■ Selected passage
----------------
Vba copy paste slows with more records

I'm trying to help someone who has to go through 80k rows on excel between two sheets and identify differences and then load the changed records into a database.
The below code works but slows down significantly with bigger data set, at 10k rows it takes 00:02:22 but with 20k it takes 00:10:13, full 80k rows takes under 2 hours which is still a lot faster than someone doing it manually over a day but I hoping someone can tell me what can potentially be impacting the performance with a higher number of records and how I can solve it?
Sub Button1_Click()
'Option Explicit
Application.ScreenUpdating = False
Application.EnableEvents = False
Set Day1_Sheet = ThisWorkbook.Sheets("Day1")
----------------
■ Data entries
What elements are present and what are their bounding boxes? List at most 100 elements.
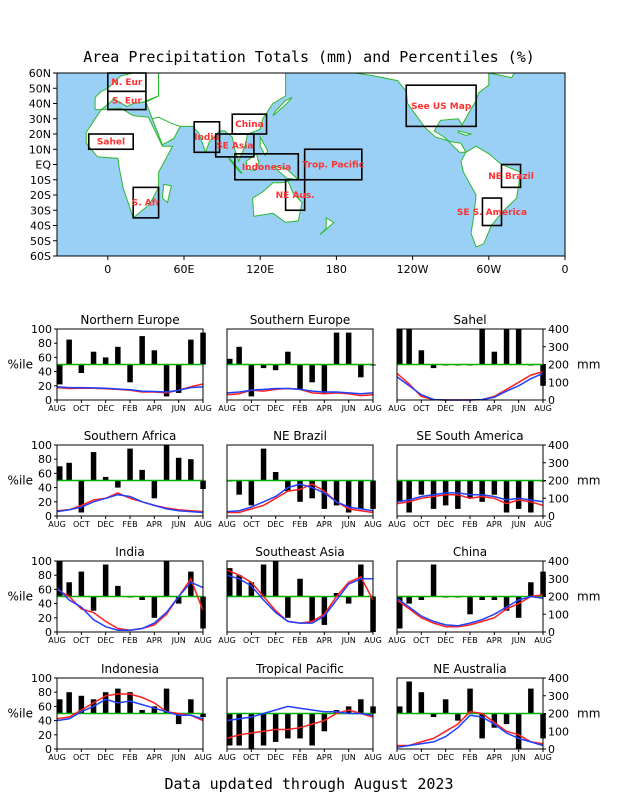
series-2-line bbox=[56, 493, 204, 514]
percentile-bar bbox=[227, 358, 233, 365]
right-tick-label: 0 bbox=[548, 743, 555, 756]
percentile-bar bbox=[358, 480, 364, 509]
x-tick-label: AUG bbox=[364, 636, 382, 645]
series-1-line bbox=[56, 492, 204, 513]
x-tick-label: AUG bbox=[218, 404, 236, 413]
percentile-bar bbox=[188, 339, 194, 365]
right-axis-label: mm bbox=[577, 358, 600, 372]
panel-title: China bbox=[453, 545, 487, 559]
percentile-bar bbox=[333, 480, 340, 506]
x-tick-label: AUG bbox=[194, 404, 212, 413]
percentile-bar bbox=[115, 480, 121, 488]
percentile-bar bbox=[406, 329, 412, 365]
x-tick-label: APR bbox=[146, 520, 162, 529]
percentile-bar bbox=[479, 713, 485, 739]
region-box bbox=[405, 84, 477, 128]
percentile-bar bbox=[151, 350, 158, 365]
x-tick-label: APR bbox=[316, 636, 332, 645]
panel-tropical-pacific: Tropical Pacific AUG OCT DEC FEB APR JUN AUG bbox=[218, 662, 382, 762]
percentile-bar bbox=[418, 350, 425, 365]
region-box bbox=[481, 197, 503, 227]
map-y-tick-label: 50S bbox=[30, 235, 51, 248]
x-tick-label: JUN bbox=[341, 404, 356, 413]
map-y-tick-label: 60S bbox=[30, 250, 51, 263]
panel-title: India bbox=[115, 545, 144, 559]
percentile-bar bbox=[115, 688, 121, 714]
panel-title: Southern Europe bbox=[250, 313, 351, 327]
figure-title: Area Precipitation Totals (mm) and Perce… bbox=[83, 48, 535, 66]
percentile-bar bbox=[503, 596, 510, 611]
percentile-bar bbox=[175, 364, 182, 393]
x-tick-label: AUG bbox=[388, 404, 406, 413]
right-tick-label: 400 bbox=[548, 555, 569, 568]
x-tick-label: FEB bbox=[122, 404, 137, 413]
series-2-line bbox=[226, 387, 374, 395]
x-tick-label: AUG bbox=[364, 404, 382, 413]
series-2-line bbox=[396, 492, 544, 503]
percentile-bar bbox=[248, 364, 255, 397]
percentile-bar bbox=[57, 466, 63, 481]
percentile-bar bbox=[66, 582, 72, 597]
x-tick-label: DEC bbox=[267, 404, 284, 413]
percentile-bar bbox=[467, 596, 473, 615]
x-tick-label: FEB bbox=[462, 520, 477, 529]
map-y-tick-label: EQ bbox=[35, 159, 51, 172]
percentile-bar bbox=[503, 480, 510, 513]
x-tick-label: APR bbox=[146, 753, 162, 762]
percentile-bar bbox=[285, 480, 291, 492]
left-tick-label: 80 bbox=[38, 337, 52, 350]
x-tick-label: DEC bbox=[437, 520, 454, 529]
series-1-line bbox=[397, 710, 544, 747]
panel-title: Tropical Pacific bbox=[255, 662, 344, 676]
percentile-bar bbox=[528, 480, 534, 513]
right-tick-label: 300 bbox=[548, 573, 569, 586]
right-tick-label: 200 bbox=[548, 708, 569, 721]
right-tick-label: 0 bbox=[548, 626, 555, 639]
percentile-bar bbox=[139, 336, 145, 365]
series-1-line bbox=[396, 593, 544, 628]
x-tick-label: AUG bbox=[364, 520, 382, 529]
region-label: NE Aus. bbox=[276, 191, 315, 201]
map-y-tick-label: 30N bbox=[29, 113, 51, 126]
percentile-bar bbox=[102, 476, 109, 481]
land-sumatra bbox=[228, 156, 243, 175]
percentile-bar bbox=[528, 688, 534, 714]
percentile-bar bbox=[90, 351, 97, 365]
x-tick-label: OCT bbox=[243, 520, 260, 529]
x-tick-label: APR bbox=[316, 753, 332, 762]
percentile-bar bbox=[406, 596, 412, 604]
percentile-bar bbox=[260, 448, 267, 481]
percentile-bar bbox=[151, 480, 158, 499]
x-tick-label: APR bbox=[486, 636, 502, 645]
percentile-bar bbox=[479, 596, 485, 600]
percentile-bar bbox=[188, 699, 194, 714]
land-arabia bbox=[151, 116, 181, 146]
percentile-bar bbox=[397, 596, 403, 629]
map-y-tick-label: 20S bbox=[30, 189, 51, 202]
percentile-bar bbox=[260, 364, 267, 369]
left-tick-label: 60 bbox=[38, 467, 52, 480]
percentile-bar bbox=[321, 713, 328, 732]
percentile-bar bbox=[321, 596, 328, 625]
percentile-bar bbox=[163, 561, 170, 597]
right-tick-label: 200 bbox=[548, 475, 569, 488]
percentile-bar bbox=[515, 329, 522, 365]
region-box bbox=[107, 90, 147, 111]
x-tick-label: AUG bbox=[534, 520, 552, 529]
percentile-bar bbox=[467, 688, 473, 714]
x-tick-label: JUN bbox=[171, 404, 186, 413]
x-tick-label: DEC bbox=[97, 520, 114, 529]
percentile-bar bbox=[127, 692, 133, 714]
left-tick-label: 20 bbox=[38, 612, 52, 625]
region-box bbox=[284, 178, 306, 212]
x-tick-label: FEB bbox=[292, 404, 307, 413]
x-tick-label: AUG bbox=[194, 520, 212, 529]
right-axis-label: mm bbox=[577, 474, 600, 488]
right-tick-label: 300 bbox=[548, 690, 569, 703]
x-tick-label: JUN bbox=[511, 404, 526, 413]
x-tick-label: JUN bbox=[341, 520, 356, 529]
panel-ne-brazil: NE Brazil AUG OCT DEC FEB APR JUN AUG bbox=[218, 429, 382, 529]
map-y-tick-label: 10N bbox=[29, 143, 51, 156]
----------------
■ Tasks to complete
• 1. List each distinct row count mentioned in the post about slow VBA copy-paste.
• 2. In the post about slow VBA copy-paste, how long does the code take to run on 20k rows?
• 3. Carry on with the post about slow VBA copy-paste, starting right after its final line of code.

■ Outputs in order
• 1. 80k, 10k, 20k

• 2. 00:10:13

• 3.
Set Day2_Sheet = ThisWorkbook.Sheets("Day2")
Set VBA_Export = ThisWorkbook.Sheets("VBA_Export")
Dim Day1Code, Day2Code As String
Dim Day1CodeRow As Long, Day2CodeRow As Long, CurrentRow As Long, CurrentColumn As Long, AccountsN As Long, n As Long
Dim LastEmptyColumnResult As Long, LastEmptyRowResult As Long
Dim BolUpdated As Boolean
Dim cTime, eTime As Variant
Day1_Sheet_Rows = Day1_Sheet.Cells(Rows.Count, "B").End(xlUp).Row
Day2_Sheet_Rows = Day2_Sheet.Cells(Rows.Count, "B").End(xlUp).Row
LastEmptyColumnResult = 4
LastEmptyRowResult = 2
BolUpdated = False
VBA_Export.Range("A2:E10000").Clear
cTime = Now()
For Each c In Day1_Sheet.Range("B2:B" & Day1_Sheet_Rows)
BolUpdated = False
Day1Code = c
For Each e In Day2_Sheet.Range("B2:B" & Day2_Sheet_Rows)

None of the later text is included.